-- 给定各行 --
↓
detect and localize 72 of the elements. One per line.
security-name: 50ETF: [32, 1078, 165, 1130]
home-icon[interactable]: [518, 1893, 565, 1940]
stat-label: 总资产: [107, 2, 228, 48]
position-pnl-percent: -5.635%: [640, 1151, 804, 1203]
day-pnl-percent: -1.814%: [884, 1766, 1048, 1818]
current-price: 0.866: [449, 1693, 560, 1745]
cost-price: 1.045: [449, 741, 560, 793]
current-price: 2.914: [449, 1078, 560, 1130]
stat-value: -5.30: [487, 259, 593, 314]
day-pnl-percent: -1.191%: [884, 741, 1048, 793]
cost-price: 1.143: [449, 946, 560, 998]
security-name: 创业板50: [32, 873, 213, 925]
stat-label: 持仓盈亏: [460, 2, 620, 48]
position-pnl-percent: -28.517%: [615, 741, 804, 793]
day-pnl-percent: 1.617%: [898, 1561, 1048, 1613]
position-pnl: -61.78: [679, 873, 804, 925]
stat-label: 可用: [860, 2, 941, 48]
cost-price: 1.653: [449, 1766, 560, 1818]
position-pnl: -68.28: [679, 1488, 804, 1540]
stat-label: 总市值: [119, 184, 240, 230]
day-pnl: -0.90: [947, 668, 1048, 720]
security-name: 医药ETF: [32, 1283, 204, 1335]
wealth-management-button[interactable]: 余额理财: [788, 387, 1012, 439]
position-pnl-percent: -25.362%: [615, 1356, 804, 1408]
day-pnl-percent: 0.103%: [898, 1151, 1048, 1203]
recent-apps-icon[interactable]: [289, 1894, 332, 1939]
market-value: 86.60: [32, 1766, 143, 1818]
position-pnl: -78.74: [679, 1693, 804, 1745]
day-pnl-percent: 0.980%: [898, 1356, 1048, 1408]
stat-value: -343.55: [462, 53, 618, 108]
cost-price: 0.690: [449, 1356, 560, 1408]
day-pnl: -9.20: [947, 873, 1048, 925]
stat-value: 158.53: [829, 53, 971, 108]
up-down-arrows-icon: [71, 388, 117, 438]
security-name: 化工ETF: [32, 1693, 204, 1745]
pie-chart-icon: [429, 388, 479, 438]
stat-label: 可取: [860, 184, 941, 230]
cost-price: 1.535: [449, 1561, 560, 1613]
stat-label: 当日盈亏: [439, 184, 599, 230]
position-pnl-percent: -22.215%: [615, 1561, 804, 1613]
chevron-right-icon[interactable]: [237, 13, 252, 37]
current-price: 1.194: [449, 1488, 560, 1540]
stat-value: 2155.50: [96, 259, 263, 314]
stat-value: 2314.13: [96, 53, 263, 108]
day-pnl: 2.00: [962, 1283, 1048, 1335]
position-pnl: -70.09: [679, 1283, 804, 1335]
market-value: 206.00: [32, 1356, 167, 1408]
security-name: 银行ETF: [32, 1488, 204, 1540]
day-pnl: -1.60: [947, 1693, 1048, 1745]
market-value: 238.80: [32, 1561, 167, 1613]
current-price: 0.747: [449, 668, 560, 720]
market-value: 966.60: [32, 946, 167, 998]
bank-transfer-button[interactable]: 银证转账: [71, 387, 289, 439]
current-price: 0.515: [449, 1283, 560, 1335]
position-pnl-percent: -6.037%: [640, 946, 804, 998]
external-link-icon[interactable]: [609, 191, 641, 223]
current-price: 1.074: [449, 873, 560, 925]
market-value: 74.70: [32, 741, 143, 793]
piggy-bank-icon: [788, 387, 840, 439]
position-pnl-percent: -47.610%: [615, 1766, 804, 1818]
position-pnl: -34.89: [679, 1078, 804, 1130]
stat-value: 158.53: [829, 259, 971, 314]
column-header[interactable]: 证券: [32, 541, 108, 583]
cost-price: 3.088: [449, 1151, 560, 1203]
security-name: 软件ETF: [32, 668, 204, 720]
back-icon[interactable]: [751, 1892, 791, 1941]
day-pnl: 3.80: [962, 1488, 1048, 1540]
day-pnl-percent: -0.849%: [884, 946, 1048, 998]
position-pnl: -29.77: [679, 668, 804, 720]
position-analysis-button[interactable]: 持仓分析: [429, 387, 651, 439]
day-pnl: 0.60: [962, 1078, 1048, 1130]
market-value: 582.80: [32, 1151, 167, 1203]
↑
-- 待解问题 --
请把上面各行重写一遍，将其中的“化工ETF”替换为“新能源ETF”，其余内容一律不变。

-- 任务答复 --
detect and localize 72 of the elements. One per line.
security-name: 50ETF: [32, 1078, 165, 1130]
home-icon[interactable]: [518, 1893, 565, 1940]
stat-label: 总资产: [107, 2, 228, 48]
position-pnl-percent: -5.635%: [640, 1151, 804, 1203]
day-pnl-percent: -1.814%: [884, 1766, 1048, 1818]
current-price: 0.866: [449, 1693, 560, 1745]
cost-price: 1.045: [449, 741, 560, 793]
current-price: 2.914: [449, 1078, 560, 1130]
stat-value: -5.30: [487, 259, 593, 314]
day-pnl-percent: -1.191%: [884, 741, 1048, 793]
cost-price: 1.143: [449, 946, 560, 998]
security-name: 创业板50: [32, 873, 213, 925]
stat-label: 持仓盈亏: [460, 2, 620, 48]
position-pnl-percent: -28.517%: [615, 741, 804, 793]
day-pnl-percent: 1.617%: [898, 1561, 1048, 1613]
position-pnl: -61.78: [679, 873, 804, 925]
stat-label: 可用: [860, 2, 941, 48]
cost-price: 1.653: [449, 1766, 560, 1818]
position-pnl: -68.28: [679, 1488, 804, 1540]
stat-label: 总市值: [119, 184, 240, 230]
day-pnl: -0.90: [947, 668, 1048, 720]
security-name: 医药ETF: [32, 1283, 204, 1335]
wealth-management-button[interactable]: 余额理财: [788, 387, 1012, 439]
position-pnl-percent: -25.362%: [615, 1356, 804, 1408]
day-pnl-percent: 0.103%: [898, 1151, 1048, 1203]
recent-apps-icon[interactable]: [289, 1894, 332, 1939]
market-value: 86.60: [32, 1766, 143, 1818]
position-pnl: -78.74: [679, 1693, 804, 1745]
day-pnl-percent: 0.980%: [898, 1356, 1048, 1408]
stat-value: -343.55: [462, 53, 618, 108]
cost-price: 0.690: [449, 1356, 560, 1408]
day-pnl: -9.20: [947, 873, 1048, 925]
stat-value: 158.53: [829, 53, 971, 108]
up-down-arrows-icon: [71, 388, 117, 438]
security-name: 新能源ETF: [32, 1693, 204, 1745]
pie-chart-icon: [429, 388, 479, 438]
stat-label: 可取: [860, 184, 941, 230]
cost-price: 1.535: [449, 1561, 560, 1613]
stat-label: 当日盈亏: [439, 184, 599, 230]
position-pnl-percent: -22.215%: [615, 1561, 804, 1613]
chevron-right-icon[interactable]: [237, 13, 252, 37]
current-price: 1.194: [449, 1488, 560, 1540]
stat-value: 2155.50: [96, 259, 263, 314]
stat-value: 2314.13: [96, 53, 263, 108]
day-pnl: 2.00: [962, 1283, 1048, 1335]
position-pnl: -70.09: [679, 1283, 804, 1335]
market-value: 206.00: [32, 1356, 167, 1408]
security-name: 银行ETF: [32, 1488, 204, 1540]
day-pnl: -1.60: [947, 1693, 1048, 1745]
market-value: 238.80: [32, 1561, 167, 1613]
current-price: 0.747: [449, 668, 560, 720]
market-value: 966.60: [32, 946, 167, 998]
bank-transfer-button[interactable]: 银证转账: [71, 387, 289, 439]
current-price: 0.515: [449, 1283, 560, 1335]
position-pnl-percent: -6.037%: [640, 946, 804, 998]
external-link-icon[interactable]: [609, 191, 641, 223]
current-price: 1.074: [449, 873, 560, 925]
market-value: 74.70: [32, 741, 143, 793]
piggy-bank-icon: [788, 387, 840, 439]
position-pnl-percent: -47.610%: [615, 1766, 804, 1818]
position-pnl: -34.89: [679, 1078, 804, 1130]
stat-value: 158.53: [829, 259, 971, 314]
column-header[interactable]: 证券: [32, 541, 108, 583]
cost-price: 3.088: [449, 1151, 560, 1203]
security-name: 软件ETF: [32, 668, 204, 720]
back-icon[interactable]: [751, 1892, 791, 1941]
day-pnl: 3.80: [962, 1488, 1048, 1540]
day-pnl-percent: -0.849%: [884, 946, 1048, 998]
position-pnl: -29.77: [679, 668, 804, 720]
position-analysis-button[interactable]: 持仓分析: [429, 387, 651, 439]
day-pnl: 0.60: [962, 1078, 1048, 1130]
market-value: 582.80: [32, 1151, 167, 1203]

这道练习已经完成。